» **DATA SUPPLIED**:
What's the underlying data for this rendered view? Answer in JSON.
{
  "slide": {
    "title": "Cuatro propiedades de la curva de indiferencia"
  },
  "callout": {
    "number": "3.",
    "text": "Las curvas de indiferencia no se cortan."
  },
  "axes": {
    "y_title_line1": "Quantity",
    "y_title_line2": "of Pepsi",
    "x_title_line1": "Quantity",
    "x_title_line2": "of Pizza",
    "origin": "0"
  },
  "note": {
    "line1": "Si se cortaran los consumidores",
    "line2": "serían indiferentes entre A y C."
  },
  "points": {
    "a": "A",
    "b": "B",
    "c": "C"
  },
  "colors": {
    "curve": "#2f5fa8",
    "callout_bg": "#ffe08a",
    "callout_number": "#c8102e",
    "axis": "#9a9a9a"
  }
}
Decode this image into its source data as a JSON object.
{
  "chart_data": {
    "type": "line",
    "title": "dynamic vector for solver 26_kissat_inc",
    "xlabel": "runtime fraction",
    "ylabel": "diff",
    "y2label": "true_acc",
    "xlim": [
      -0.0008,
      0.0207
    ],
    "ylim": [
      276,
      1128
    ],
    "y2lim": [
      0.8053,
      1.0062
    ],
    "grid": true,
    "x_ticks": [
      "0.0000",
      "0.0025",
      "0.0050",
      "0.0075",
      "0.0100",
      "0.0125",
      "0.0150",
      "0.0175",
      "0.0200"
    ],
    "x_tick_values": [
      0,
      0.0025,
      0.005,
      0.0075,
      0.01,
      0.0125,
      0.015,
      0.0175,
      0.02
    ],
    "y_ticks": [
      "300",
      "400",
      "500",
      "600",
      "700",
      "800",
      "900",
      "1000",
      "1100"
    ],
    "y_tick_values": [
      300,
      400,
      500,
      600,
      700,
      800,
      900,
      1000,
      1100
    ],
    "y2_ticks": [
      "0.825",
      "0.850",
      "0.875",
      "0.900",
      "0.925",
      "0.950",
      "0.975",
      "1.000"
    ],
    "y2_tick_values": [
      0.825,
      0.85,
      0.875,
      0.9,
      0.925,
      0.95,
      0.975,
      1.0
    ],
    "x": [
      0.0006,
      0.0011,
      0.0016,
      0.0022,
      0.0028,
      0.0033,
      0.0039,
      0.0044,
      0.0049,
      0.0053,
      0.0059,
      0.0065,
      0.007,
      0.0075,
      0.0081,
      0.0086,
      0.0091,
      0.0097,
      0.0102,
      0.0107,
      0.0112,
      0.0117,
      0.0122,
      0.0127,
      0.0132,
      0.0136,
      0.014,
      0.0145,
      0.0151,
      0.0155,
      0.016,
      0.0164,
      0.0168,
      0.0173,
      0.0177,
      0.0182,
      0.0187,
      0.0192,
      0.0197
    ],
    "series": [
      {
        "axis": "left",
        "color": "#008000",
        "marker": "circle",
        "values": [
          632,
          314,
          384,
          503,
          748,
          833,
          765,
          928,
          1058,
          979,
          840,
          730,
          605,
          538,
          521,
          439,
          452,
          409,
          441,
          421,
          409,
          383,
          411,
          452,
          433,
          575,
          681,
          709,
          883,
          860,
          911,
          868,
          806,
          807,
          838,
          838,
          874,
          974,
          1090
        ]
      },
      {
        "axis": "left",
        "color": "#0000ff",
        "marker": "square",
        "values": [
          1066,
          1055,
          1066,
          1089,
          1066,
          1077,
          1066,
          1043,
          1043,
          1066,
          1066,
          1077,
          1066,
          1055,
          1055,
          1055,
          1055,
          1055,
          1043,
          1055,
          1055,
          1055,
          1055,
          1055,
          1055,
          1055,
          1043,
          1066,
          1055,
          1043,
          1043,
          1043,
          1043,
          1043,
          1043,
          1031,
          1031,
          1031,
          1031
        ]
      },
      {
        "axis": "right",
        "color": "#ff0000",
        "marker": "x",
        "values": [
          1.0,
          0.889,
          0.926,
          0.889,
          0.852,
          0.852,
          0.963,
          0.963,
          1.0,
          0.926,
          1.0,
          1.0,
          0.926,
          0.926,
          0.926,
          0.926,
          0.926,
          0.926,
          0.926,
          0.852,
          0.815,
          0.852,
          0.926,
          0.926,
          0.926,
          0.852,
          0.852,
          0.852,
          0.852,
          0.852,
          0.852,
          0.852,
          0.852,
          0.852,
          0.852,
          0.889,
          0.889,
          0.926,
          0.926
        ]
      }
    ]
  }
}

» **EXERCISE DETAILS**: Restate each of the entries above verbatim.

» **IN RESPONSE**:
What's the underlying data for this rendered view? Answer in JSON.
{
  "slide": {
    "title": "Cuatro propiedades de la curva de indiferencia"
  },
  "callout": {
    "number": "3.",
    "text": "Las curvas de indiferencia no se cortan."
  },
  "axes": {
    "y_title_line1": "Quantity",
    "y_title_line2": "of Pepsi",
    "x_title_line1": "Quantity",
    "x_title_line2": "of Pizza",
    "origin": "0"
  },
  "note": {
    "line1": "Si se cortaran los consumidores",
    "line2": "serían indiferentes entre A y C."
  },
  "points": {
    "a": "A",
    "b": "B",
    "c": "C"
  },
  "colors": {
    "curve": "#2f5fa8",
    "callout_bg": "#ffe08a",
    "callout_number": "#c8102e",
    "axis": "#9a9a9a"
  }
}
Decode this image into its source data as a JSON object.
{
  "chart_data": {
    "type": "line",
    "title": "dynamic vector for solver 26_kissat_inc",
    "xlabel": "runtime fraction",
    "ylabel": "diff",
    "y2label": "true_acc",
    "xlim": [
      -0.0008,
      0.0207
    ],
    "ylim": [
      276,
      1128
    ],
    "y2lim": [
      0.8053,
      1.0062
    ],
    "grid": true,
    "x_ticks": [
      "0.0000",
      "0.0025",
      "0.0050",
      "0.0075",
      "0.0100",
      "0.0125",
      "0.0150",
      "0.0175",
      "0.0200"
    ],
    "x_tick_values": [
      0,
      0.0025,
      0.005,
      0.0075,
      0.01,
      0.0125,
      0.015,
      0.0175,
      0.02
    ],
    "y_ticks": [
      "300",
      "400",
      "500",
      "600",
      "700",
      "800",
      "900",
      "1000",
      "1100"
    ],
    "y_tick_values": [
      300,
      400,
      500,
      600,
      700,
      800,
      900,
      1000,
      1100
    ],
    "y2_ticks": [
      "0.825",
      "0.850",
      "0.875",
      "0.900",
      "0.925",
      "0.950",
      "0.975",
      "1.000"
    ],
    "y2_tick_values": [
      0.825,
      0.85,
      0.875,
      0.9,
      0.925,
      0.95,
      0.975,
      1.0
    ],
    "x": [
      0.0006,
      0.0011,
      0.0016,
      0.0022,
      0.0028,
      0.0033,
      0.0039,
      0.0044,
      0.0049,
      0.0053,
      0.0059,
      0.0065,
      0.007,
      0.0075,
      0.0081,
      0.0086,
      0.0091,
      0.0097,
      0.0102,
      0.0107,
      0.0112,
      0.0117,
      0.0122,
      0.0127,
      0.0132,
      0.0136,
      0.014,
      0.0145,
      0.0151,
      0.0155,
      0.016,
      0.0164,
      0.0168,
      0.0173,
      0.0177,
      0.0182,
      0.0187,
      0.0192,
      0.0197
    ],
    "series": [
      {
        "axis": "left",
        "color": "#008000",
        "marker": "circle",
        "values": [
          632,
          314,
          384,
          503,
          748,
          833,
          765,
          928,
          1058,
          979,
          840,
          730,
          605,
          538,
          521,
          439,
          452,
          409,
          441,
          421,
          409,
          383,
          411,
          452,
          433,
          575,
          681,
          709,
          883,
          860,
          911,
          868,
          806,
          807,
          838,
          838,
          874,
          974,
          1090
        ]
      },
      {
        "axis": "left",
        "color": "#0000ff",
        "marker": "square",
        "values": [
          1066,
          1055,
          1066,
          1089,
          1066,
          1077,
          1066,
          1043,
          1043,
          1066,
          1066,
          1077,
          1066,
          1055,
          1055,
          1055,
          1055,
          1055,
          1043,
          1055,
          1055,
          1055,
          1055,
          1055,
          1055,
          1055,
          1043,
          1066,
          1055,
          1043,
          1043,
          1043,
          1043,
          1043,
          1043,
          1031,
          1031,
          1031,
          1031
        ]
      },
      {
        "axis": "right",
        "color": "#ff0000",
        "marker": "x",
        "values": [
          1.0,
          0.889,
          0.926,
          0.889,
          0.852,
          0.852,
          0.963,
          0.963,
          1.0,
          0.926,
          1.0,
          1.0,
          0.926,
          0.926,
          0.926,
          0.926,
          0.926,
          0.926,
          0.926,
          0.852,
          0.815,
          0.852,
          0.926,
          0.926,
          0.926,
          0.852,
          0.852,
          0.852,
          0.852,
          0.852,
          0.852,
          0.852,
          0.852,
          0.852,
          0.852,
          0.889,
          0.889,
          0.926,
          0.926
        ]
      }
    ]
  }
}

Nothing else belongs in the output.